Print all of the entries exactly, minus the pictures.

[Stored records]
— Start —

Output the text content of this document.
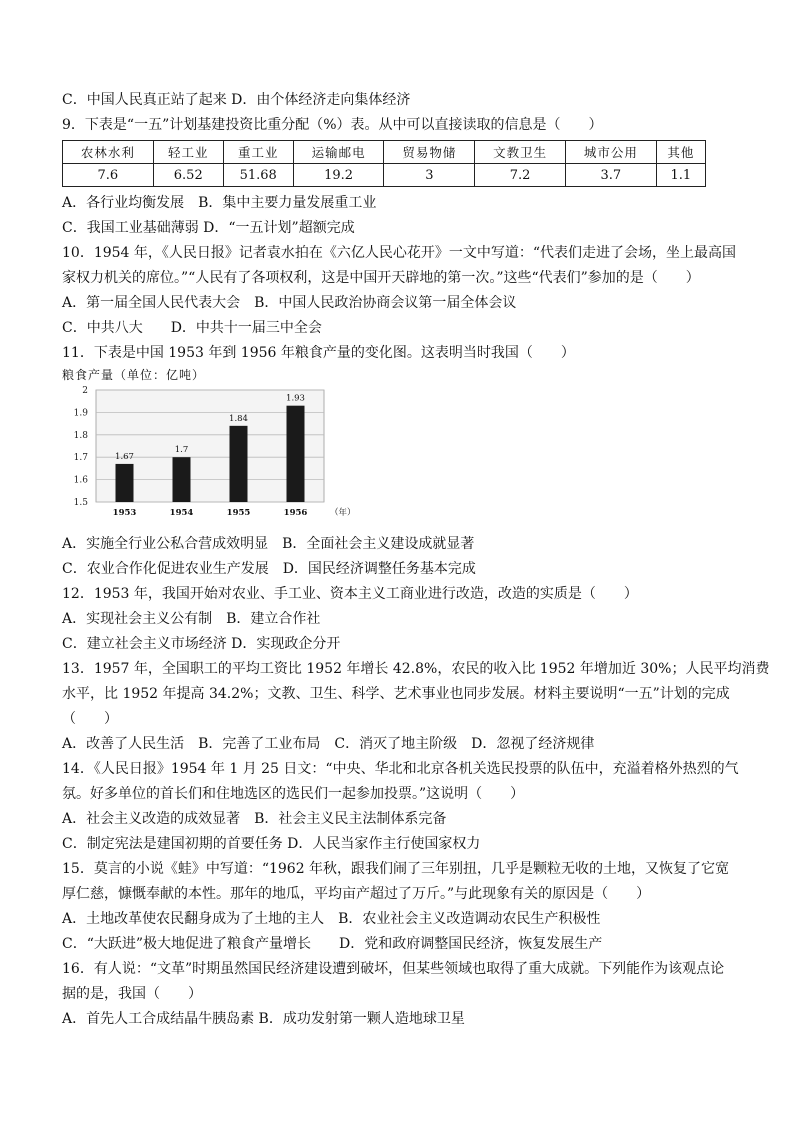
C．中国人民真正站了起来 D．由个体经济走向集体经济
9．下表是“一五”计划基建投资比重分配（%）表。从中可以直接读取的信息是（　　）
农林水利	轻工业	重工业	运输邮电	贸易物储	文教卫生	城市公用	其他
7.6	6.52	51.68	19.2	3	7.2	3.7	1.1
A．各行业均衡发展　B．集中主要力量发展重工业
C．我国工业基础薄弱 D．“一五计划”超额完成
10．1954 年，《人民日报》记者袁水拍在《六亿人民心花开》一文中写道：“代表们走进了会场，坐上最高国
家权力机关的席位。”“人民有了各项权利，这是中国开天辟地的第一次。”这些“代表们”参加的是（　　）
A．第一届全国人民代表大会　B．中国人民政治协商会议第一届全体会议
C．中共八大　　D．中共十一届三中全会
11．下表是中国 1953 年到 1956 年粮食产量的变化图。这表明当时我国（　　）
粮食产量（单位：亿吨）
1.5
1.6
1.7
1.8
1.9
2
1.67
1953
1.7
1954
1.84
1955
1.93
1956	（年）
A．实施全行业公私合营成效明显　B．全面社会主义建设成就显著
C．农业合作化促进农业生产发展　D．国民经济调整任务基本完成
12．1953 年，我国开始对农业、手工业、资本主义工商业进行改造，改造的实质是（　　）
A．实现社会主义公有制　B．建立合作社
C．建立社会主义市场经济 D．实现政企分开
13．1957 年，全国职工的平均工资比 1952 年增长 42.8%，农民的收入比 1952 年增加近 30%；人民平均消费
水平，比 1952 年提高 34.2%；文教、卫生、科学、艺术事业也同步发展。材料主要说明“一五”计划的完成
（　　）
A．改善了人民生活　B．完善了工业布局　C．消灭了地主阶级　D．忽视了经济规律
14．《人民日报》1954 年 1 月 25 日文：“中央、华北和北京各机关选民投票的队伍中，充溢着格外热烈的气
氛。好多单位的首长们和住地选区的选民们一起参加投票。”这说明（　　）
A．社会主义改造的成效显著　B．社会主义民主法制体系完备
C．制定宪法是建国初期的首要任务 D．人民当家作主行使国家权力
15．莫言的小说《蛙》中写道：“1962 年秋，跟我们闹了三年别扭，几乎是颗粒无收的土地，又恢复了它宽
厚仁慈，慷慨奉献的本性。那年的地瓜，平均亩产超过了万斤。”与此现象有关的原因是（　　）
A．土地改革使农民翻身成为了土地的主人　B．农业社会主义改造调动农民生产积极性
C．“大跃进”极大地促进了粮食产量增长　　D．党和政府调整国民经济，恢复发展生产
16．有人说：“文革”时期虽然国民经济建设遭到破坏，但某些领域也取得了重大成就。下列能作为该观点论
据的是，我国（　　）
A．首先人工合成结晶牛胰岛素 B．成功发射第一颗人造地球卫星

— End —

**FINAL RESULT:**
Output the text content of this document.
C．中国人民真正站了起来 D．由个体经济走向集体经济
9．下表是“一五”计划基建投资比重分配（%）表。从中可以直接读取的信息是（　　）
农林水利	轻工业	重工业	运输邮电	贸易物储	文教卫生	城市公用	其他
7.6	6.52	51.68	19.2	3	7.2	3.7	1.1
A．各行业均衡发展　B．集中主要力量发展重工业
C．我国工业基础薄弱 D．“一五计划”超额完成
10．1954 年，《人民日报》记者袁水拍在《六亿人民心花开》一文中写道：“代表们走进了会场，坐上最高国
家权力机关的席位。”“人民有了各项权利，这是中国开天辟地的第一次。”这些“代表们”参加的是（　　）
A．第一届全国人民代表大会　B．中国人民政治协商会议第一届全体会议
C．中共八大　　D．中共十一届三中全会
11．下表是中国 1953 年到 1956 年粮食产量的变化图。这表明当时我国（　　）
粮食产量（单位：亿吨）
1.5
1.6
1.7
1.8
1.9
2
1.67
1953
1.7
1954
1.84
1955
1.93
1956	（年）
A．实施全行业公私合营成效明显　B．全面社会主义建设成就显著
C．农业合作化促进农业生产发展　D．国民经济调整任务基本完成
12．1953 年，我国开始对农业、手工业、资本主义工商业进行改造，改造的实质是（　　）
A．实现社会主义公有制　B．建立合作社
C．建立社会主义市场经济 D．实现政企分开
13．1957 年，全国职工的平均工资比 1952 年增长 42.8%，农民的收入比 1952 年增加近 30%；人民平均消费
水平，比 1952 年提高 34.2%；文教、卫生、科学、艺术事业也同步发展。材料主要说明“一五”计划的完成
（　　）
A．改善了人民生活　B．完善了工业布局　C．消灭了地主阶级　D．忽视了经济规律
14．《人民日报》1954 年 1 月 25 日文：“中央、华北和北京各机关选民投票的队伍中，充溢着格外热烈的气
氛。好多单位的首长们和住地选区的选民们一起参加投票。”这说明（　　）
A．社会主义改造的成效显著　B．社会主义民主法制体系完备
C．制定宪法是建国初期的首要任务 D．人民当家作主行使国家权力
15．莫言的小说《蛙》中写道：“1962 年秋，跟我们闹了三年别扭，几乎是颗粒无收的土地，又恢复了它宽
厚仁慈，慷慨奉献的本性。那年的地瓜，平均亩产超过了万斤。”与此现象有关的原因是（　　）
A．土地改革使农民翻身成为了土地的主人　B．农业社会主义改造调动农民生产积极性
C．“大跃进”极大地促进了粮食产量增长　　D．党和政府调整国民经济，恢复发展生产
16．有人说：“文革”时期虽然国民经济建设遭到破坏，但某些领域也取得了重大成就。下列能作为该观点论
据的是，我国（　　）
A．首先人工合成结晶牛胰岛素 B．成功发射第一颗人造地球卫星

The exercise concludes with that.